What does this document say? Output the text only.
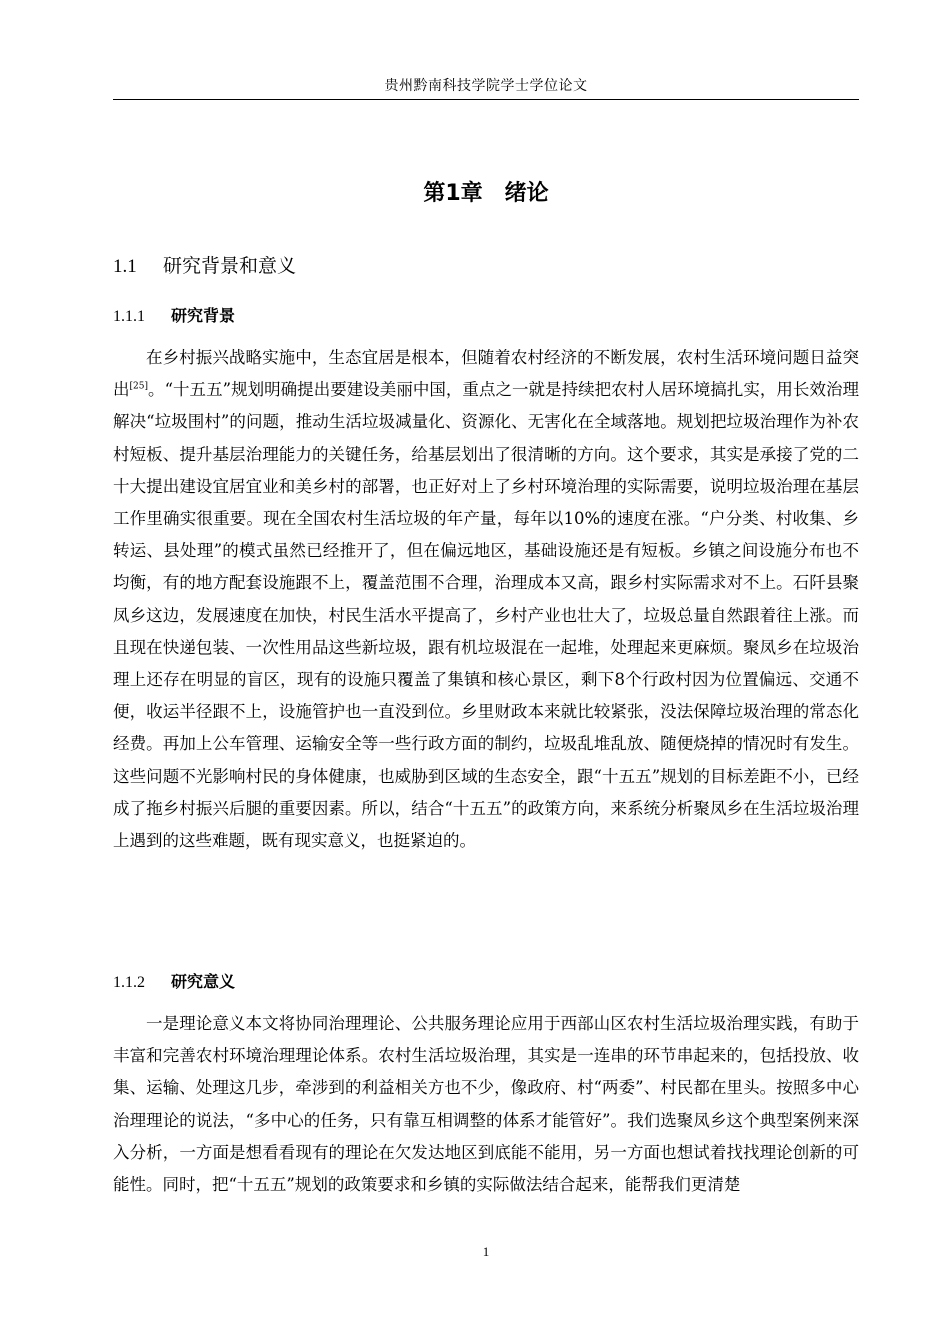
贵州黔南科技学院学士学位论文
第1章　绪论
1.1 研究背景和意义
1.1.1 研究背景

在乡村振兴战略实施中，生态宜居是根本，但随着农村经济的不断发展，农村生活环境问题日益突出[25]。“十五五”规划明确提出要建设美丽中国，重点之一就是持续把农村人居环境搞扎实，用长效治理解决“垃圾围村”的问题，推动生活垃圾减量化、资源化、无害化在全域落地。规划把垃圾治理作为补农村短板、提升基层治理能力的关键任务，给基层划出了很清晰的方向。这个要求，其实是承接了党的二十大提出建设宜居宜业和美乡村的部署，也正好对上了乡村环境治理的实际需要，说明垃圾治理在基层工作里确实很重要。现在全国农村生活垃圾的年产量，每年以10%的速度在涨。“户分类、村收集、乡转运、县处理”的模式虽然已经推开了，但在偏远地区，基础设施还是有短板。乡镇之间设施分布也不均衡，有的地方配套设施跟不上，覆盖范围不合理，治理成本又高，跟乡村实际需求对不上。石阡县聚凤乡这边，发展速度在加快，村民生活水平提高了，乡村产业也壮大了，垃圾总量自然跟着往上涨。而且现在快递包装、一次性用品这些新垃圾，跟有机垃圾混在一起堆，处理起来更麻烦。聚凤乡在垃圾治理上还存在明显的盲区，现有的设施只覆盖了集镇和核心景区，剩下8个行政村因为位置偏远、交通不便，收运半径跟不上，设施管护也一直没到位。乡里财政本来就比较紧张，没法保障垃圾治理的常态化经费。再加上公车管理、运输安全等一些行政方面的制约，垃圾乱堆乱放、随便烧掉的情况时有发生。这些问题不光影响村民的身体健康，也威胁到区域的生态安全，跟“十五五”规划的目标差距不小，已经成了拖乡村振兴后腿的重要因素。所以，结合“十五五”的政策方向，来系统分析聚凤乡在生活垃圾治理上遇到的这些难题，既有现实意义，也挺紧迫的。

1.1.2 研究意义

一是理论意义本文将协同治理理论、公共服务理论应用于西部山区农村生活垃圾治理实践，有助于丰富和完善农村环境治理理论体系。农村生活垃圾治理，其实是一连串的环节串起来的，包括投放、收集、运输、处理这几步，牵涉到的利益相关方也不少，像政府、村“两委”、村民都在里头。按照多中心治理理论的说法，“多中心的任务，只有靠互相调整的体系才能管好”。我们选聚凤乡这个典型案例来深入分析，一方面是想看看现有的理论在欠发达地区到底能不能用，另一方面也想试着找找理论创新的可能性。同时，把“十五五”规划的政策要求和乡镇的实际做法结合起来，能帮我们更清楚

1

====================

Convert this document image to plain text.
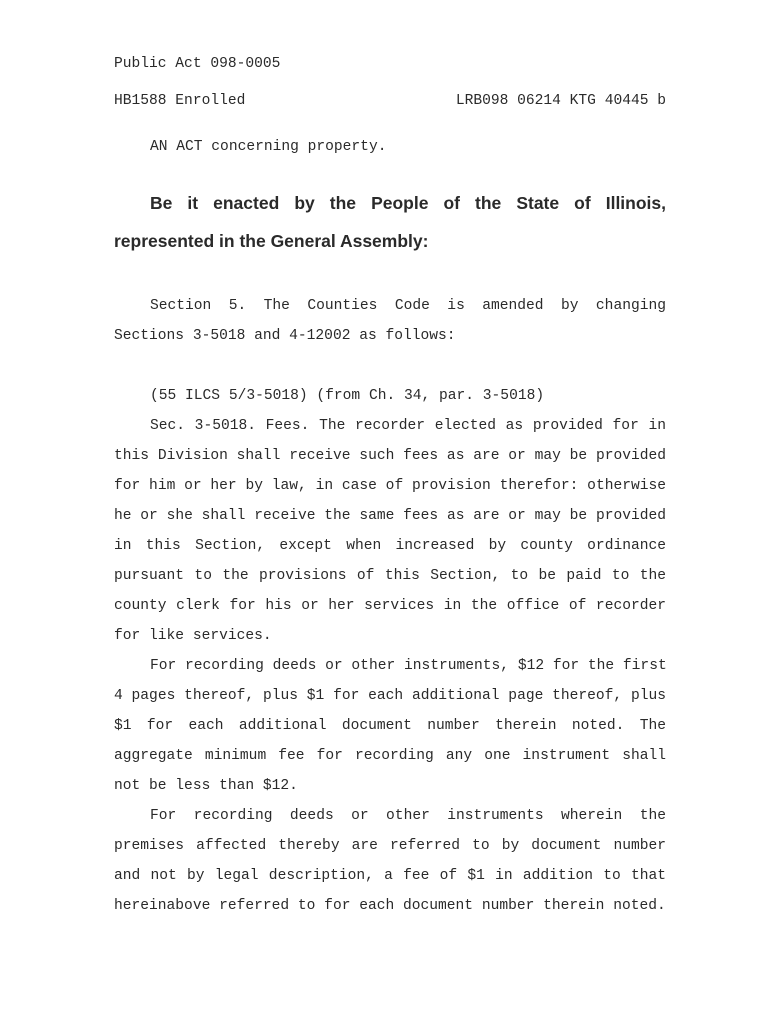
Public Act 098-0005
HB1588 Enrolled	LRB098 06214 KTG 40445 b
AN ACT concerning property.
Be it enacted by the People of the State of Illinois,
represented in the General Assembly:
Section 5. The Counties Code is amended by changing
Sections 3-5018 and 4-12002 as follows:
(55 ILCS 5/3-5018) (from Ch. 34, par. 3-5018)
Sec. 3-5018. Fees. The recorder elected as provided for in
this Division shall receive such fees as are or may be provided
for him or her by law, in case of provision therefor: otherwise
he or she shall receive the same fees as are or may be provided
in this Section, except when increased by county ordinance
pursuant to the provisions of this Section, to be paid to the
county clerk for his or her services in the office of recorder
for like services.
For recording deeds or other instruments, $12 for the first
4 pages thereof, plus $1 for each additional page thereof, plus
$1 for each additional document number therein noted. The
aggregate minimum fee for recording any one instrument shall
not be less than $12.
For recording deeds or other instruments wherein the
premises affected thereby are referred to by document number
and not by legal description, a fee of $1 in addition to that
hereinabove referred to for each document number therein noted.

====================

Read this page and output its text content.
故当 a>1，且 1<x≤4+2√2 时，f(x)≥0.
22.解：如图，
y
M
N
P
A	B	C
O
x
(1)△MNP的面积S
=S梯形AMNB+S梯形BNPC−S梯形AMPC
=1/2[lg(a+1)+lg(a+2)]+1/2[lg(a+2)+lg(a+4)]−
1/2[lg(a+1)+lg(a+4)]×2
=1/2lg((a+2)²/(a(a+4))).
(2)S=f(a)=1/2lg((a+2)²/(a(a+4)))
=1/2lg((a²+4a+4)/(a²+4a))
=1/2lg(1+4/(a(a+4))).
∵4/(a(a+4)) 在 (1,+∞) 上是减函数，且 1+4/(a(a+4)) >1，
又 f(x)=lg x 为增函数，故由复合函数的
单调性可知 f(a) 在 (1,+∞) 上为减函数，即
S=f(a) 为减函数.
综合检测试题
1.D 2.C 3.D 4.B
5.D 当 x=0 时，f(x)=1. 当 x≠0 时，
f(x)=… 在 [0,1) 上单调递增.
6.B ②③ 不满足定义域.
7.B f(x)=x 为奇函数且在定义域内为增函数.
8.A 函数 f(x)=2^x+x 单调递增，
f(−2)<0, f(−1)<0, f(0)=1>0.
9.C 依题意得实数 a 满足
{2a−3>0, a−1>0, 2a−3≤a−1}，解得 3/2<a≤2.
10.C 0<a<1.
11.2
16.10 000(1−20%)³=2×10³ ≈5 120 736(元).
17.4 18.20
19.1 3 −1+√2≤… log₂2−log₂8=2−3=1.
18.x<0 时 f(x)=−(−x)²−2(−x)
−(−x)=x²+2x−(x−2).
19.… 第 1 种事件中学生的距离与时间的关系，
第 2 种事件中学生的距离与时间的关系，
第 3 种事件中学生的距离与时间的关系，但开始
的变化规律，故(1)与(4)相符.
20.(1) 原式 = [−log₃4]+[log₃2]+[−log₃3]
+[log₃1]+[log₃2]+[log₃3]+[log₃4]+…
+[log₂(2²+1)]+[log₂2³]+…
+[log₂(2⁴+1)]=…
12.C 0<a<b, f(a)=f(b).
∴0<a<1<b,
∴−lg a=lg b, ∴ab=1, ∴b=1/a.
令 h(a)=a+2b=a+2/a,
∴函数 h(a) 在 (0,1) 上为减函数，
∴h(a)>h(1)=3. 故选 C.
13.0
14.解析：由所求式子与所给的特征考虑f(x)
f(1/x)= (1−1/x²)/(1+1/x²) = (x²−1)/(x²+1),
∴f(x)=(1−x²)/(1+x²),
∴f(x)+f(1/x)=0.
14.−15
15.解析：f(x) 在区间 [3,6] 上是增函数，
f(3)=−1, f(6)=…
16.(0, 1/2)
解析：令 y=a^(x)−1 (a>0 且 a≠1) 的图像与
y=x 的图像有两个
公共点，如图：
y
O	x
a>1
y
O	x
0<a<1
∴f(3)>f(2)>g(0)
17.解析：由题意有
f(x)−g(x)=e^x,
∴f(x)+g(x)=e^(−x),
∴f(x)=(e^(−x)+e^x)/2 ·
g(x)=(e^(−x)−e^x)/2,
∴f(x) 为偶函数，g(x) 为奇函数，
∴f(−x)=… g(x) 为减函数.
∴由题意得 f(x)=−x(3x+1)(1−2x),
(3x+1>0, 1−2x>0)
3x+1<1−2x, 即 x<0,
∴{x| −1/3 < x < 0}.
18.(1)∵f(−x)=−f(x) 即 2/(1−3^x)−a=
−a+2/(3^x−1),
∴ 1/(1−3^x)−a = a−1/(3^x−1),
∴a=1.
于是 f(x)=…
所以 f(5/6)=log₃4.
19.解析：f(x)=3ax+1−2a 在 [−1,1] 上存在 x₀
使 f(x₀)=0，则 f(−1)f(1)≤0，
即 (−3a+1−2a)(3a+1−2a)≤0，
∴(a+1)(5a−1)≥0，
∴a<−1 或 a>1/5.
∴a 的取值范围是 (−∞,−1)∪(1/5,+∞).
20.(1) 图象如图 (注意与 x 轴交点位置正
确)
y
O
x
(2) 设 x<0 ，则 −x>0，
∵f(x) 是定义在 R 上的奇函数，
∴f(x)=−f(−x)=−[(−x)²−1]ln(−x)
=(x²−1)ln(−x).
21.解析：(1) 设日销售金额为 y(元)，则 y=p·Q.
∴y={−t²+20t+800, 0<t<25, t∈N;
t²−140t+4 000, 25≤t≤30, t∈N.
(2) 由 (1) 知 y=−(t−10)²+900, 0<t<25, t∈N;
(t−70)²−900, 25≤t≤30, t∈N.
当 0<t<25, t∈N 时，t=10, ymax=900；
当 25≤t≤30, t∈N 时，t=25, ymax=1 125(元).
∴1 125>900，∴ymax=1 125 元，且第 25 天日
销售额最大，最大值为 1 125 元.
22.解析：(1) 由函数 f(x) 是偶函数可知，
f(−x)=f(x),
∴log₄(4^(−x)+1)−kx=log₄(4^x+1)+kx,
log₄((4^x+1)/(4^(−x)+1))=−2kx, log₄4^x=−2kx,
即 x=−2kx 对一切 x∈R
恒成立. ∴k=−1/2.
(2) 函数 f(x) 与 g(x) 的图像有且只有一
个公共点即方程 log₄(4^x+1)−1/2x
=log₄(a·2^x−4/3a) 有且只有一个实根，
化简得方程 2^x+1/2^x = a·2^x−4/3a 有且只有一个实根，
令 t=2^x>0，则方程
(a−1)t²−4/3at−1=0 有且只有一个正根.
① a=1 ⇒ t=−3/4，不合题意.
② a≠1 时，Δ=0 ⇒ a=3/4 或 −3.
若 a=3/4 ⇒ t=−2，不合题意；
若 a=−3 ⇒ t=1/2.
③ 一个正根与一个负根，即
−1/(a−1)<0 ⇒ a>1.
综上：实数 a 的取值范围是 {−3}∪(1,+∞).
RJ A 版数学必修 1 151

====================

## Task details
Find the string "ymax" in the entries above and return each line that holds it.

## Result for this task
当 0<t<25, t∈N 时，t=10, ymax=900；
当 25≤t≤30, t∈N 时，t=25, ymax=1 125(元).
∴1 125>900，∴ymax=1 125 元，且第 25 天日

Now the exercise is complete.